##### MATERIAL SHOWN #####

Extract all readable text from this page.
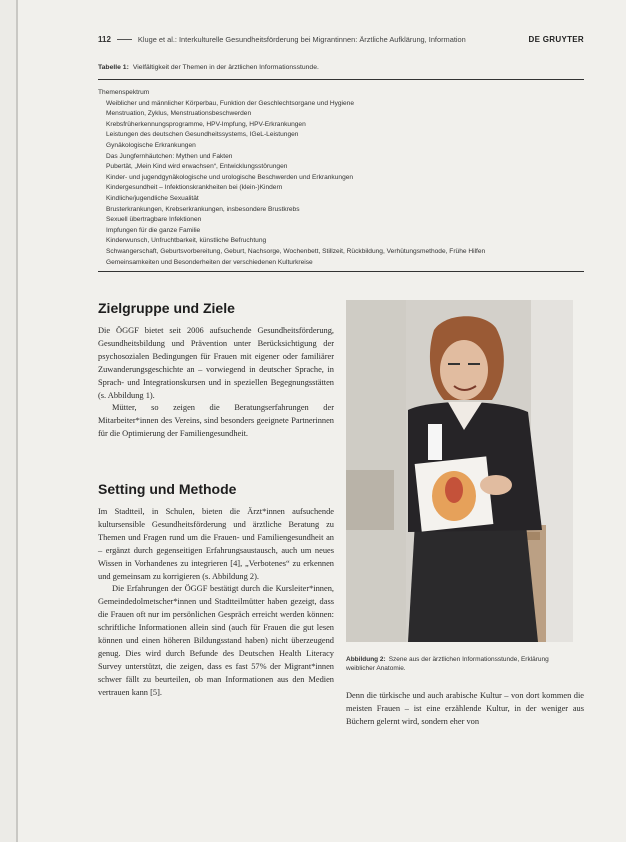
112	Kluge et al.: Interkulturelle Gesundheitsförderung bei Migrantinnen: Ärztliche Aufklärung, Information	DE GRUYTER
Tabelle 1: Vielfältigkeit der Themen in der ärztlichen Informationsstunde.
Themenspektrum
Weiblicher und männlicher Körperbau, Funktion der Geschlechtsorgane und Hygiene
Menstruation, Zyklus, Menstruationsbeschwerden
Krebsfrüherkennungsprogramme, HPV-Impfung, HPV-Erkrankungen
Leistungen des deutschen Gesundheitssystems, IGeL-Leistungen
Gynäkologische Erkrankungen
Das Jungfernhäutchen: Mythen und Fakten
Pubertät, „Mein Kind wird erwachsen“, Entwicklungsstörungen
Kinder- und jugendgynäkologische und urologische Beschwerden und Erkrankungen
Kindergesundheit – Infektionskrankheiten bei (klein-)Kindern
Kindliche/jugendliche Sexualität
Brusterkrankungen, Krebserkrankungen, insbesondere Brustkrebs
Sexuell übertragbare Infektionen
Impfungen für die ganze Familie
Kinderwunsch, Unfruchtbarkeit, künstliche Befruchtung
Schwangerschaft, Geburtsvorbereitung, Geburt, Nachsorge, Wochenbett, Stillzeit, Rückbildung, Verhütungsmethode, Frühe Hilfen
Gemeinsamkeiten und Besonderheiten der verschiedenen Kulturkreise
Zielgruppe und Ziele

Die ÖGGF bietet seit 2006 aufsuchende Gesundheitsförderung, Gesundheitsbildung und Prävention unter Berücksichtigung der psychosozialen Bedingungen für Frauen mit eigener oder familiärer Zuwanderungsgeschichte an – vorwiegend in deutscher Sprache, in Sprach- und Integrationskursen und in speziellen Begegnungsstätten (s. Abbildung 1).

Mütter, so zeigen die Beratungserfahrungen der Mitarbeiter*innen des Vereins, sind besonders geeignete Partnerinnen für die Optimierung der Familiengesundheit.

Setting und Methode

Im Stadtteil, in Schulen, bieten die Ärzt*innen aufsuchende kultursensible Gesundheitsförderung und ärztliche Beratung zu Themen und Fragen rund um die Frauen- und Familiengesundheit an – ergänzt durch gegenseitigen Erfahrungsaustausch, auch um neues Wissen in Vorhandenes zu integrieren [4], „Verbotenes“ zu erkennen und gemeinsam zu korrigieren (s. Abbildung 2).

Die Erfahrungen der ÖGGF bestätigt durch die Kursleiter*innen, Gemeindedolmetscher*innen und Stadtteilmütter haben gezeigt, dass die Frauen oft nur im persönlichen Gespräch erreicht werden können: schriftliche Informationen allein sind (auch für Frauen die gut lesen können und einen höheren Bildungsstand haben) nicht überzeugend genug. Dies wird durch Befunde des Deutschen Health Literacy Survey unterstützt, die zeigen, dass es fast 57% der Migrant*innen schwer fällt zu beurteilen, ob man Informationen aus den Medien vertrauen kann [5].

Abbildung 2: Szene aus der ärztlichen Informationsstunde, Erklärung weiblicher Anatomie.
Denn die türkische und auch arabische Kultur – von dort kommen die meisten Frauen – ist eine erzählende Kultur, in der weniger aus Büchern gelernt wird, sondern eher von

#####

## WORK REQUIRED
Except for the pictures, copy the material above exactly.

## WORKED ANSWER
Extract all readable text from this page.
112	Kluge et al.: Interkulturelle Gesundheitsförderung bei Migrantinnen: Ärztliche Aufklärung, Information	DE GRUYTER
Tabelle 1: Vielfältigkeit der Themen in der ärztlichen Informationsstunde.
Themenspektrum
Weiblicher und männlicher Körperbau, Funktion der Geschlechtsorgane und Hygiene
Menstruation, Zyklus, Menstruationsbeschwerden
Krebsfrüherkennungsprogramme, HPV-Impfung, HPV-Erkrankungen
Leistungen des deutschen Gesundheitssystems, IGeL-Leistungen
Gynäkologische Erkrankungen
Das Jungfernhäutchen: Mythen und Fakten
Pubertät, „Mein Kind wird erwachsen“, Entwicklungsstörungen
Kinder- und jugendgynäkologische und urologische Beschwerden und Erkrankungen
Kindergesundheit – Infektionskrankheiten bei (klein-)Kindern
Kindliche/jugendliche Sexualität
Brusterkrankungen, Krebserkrankungen, insbesondere Brustkrebs
Sexuell übertragbare Infektionen
Impfungen für die ganze Familie
Kinderwunsch, Unfruchtbarkeit, künstliche Befruchtung
Schwangerschaft, Geburtsvorbereitung, Geburt, Nachsorge, Wochenbett, Stillzeit, Rückbildung, Verhütungsmethode, Frühe Hilfen
Gemeinsamkeiten und Besonderheiten der verschiedenen Kulturkreise
Zielgruppe und Ziele

Die ÖGGF bietet seit 2006 aufsuchende Gesundheitsförderung, Gesundheitsbildung und Prävention unter Berücksichtigung der psychosozialen Bedingungen für Frauen mit eigener oder familiärer Zuwanderungsgeschichte an – vorwiegend in deutscher Sprache, in Sprach- und Integrationskursen und in speziellen Begegnungsstätten (s. Abbildung 1).

Mütter, so zeigen die Beratungserfahrungen der Mitarbeiter*innen des Vereins, sind besonders geeignete Partnerinnen für die Optimierung der Familiengesundheit.

Setting und Methode

Im Stadtteil, in Schulen, bieten die Ärzt*innen aufsuchende kultursensible Gesundheitsförderung und ärztliche Beratung zu Themen und Fragen rund um die Frauen- und Familiengesundheit an – ergänzt durch gegenseitigen Erfahrungsaustausch, auch um neues Wissen in Vorhandenes zu integrieren [4], „Verbotenes“ zu erkennen und gemeinsam zu korrigieren (s. Abbildung 2).

Die Erfahrungen der ÖGGF bestätigt durch die Kursleiter*innen, Gemeindedolmetscher*innen und Stadtteilmütter haben gezeigt, dass die Frauen oft nur im persönlichen Gespräch erreicht werden können: schriftliche Informationen allein sind (auch für Frauen die gut lesen können und einen höheren Bildungsstand haben) nicht überzeugend genug. Dies wird durch Befunde des Deutschen Health Literacy Survey unterstützt, die zeigen, dass es fast 57% der Migrant*innen schwer fällt zu beurteilen, ob man Informationen aus den Medien vertrauen kann [5].

Abbildung 2: Szene aus der ärztlichen Informationsstunde, Erklärung weiblicher Anatomie.
Denn die türkische und auch arabische Kultur – von dort kommen die meisten Frauen – ist eine erzählende Kultur, in der weniger aus Büchern gelernt wird, sondern eher von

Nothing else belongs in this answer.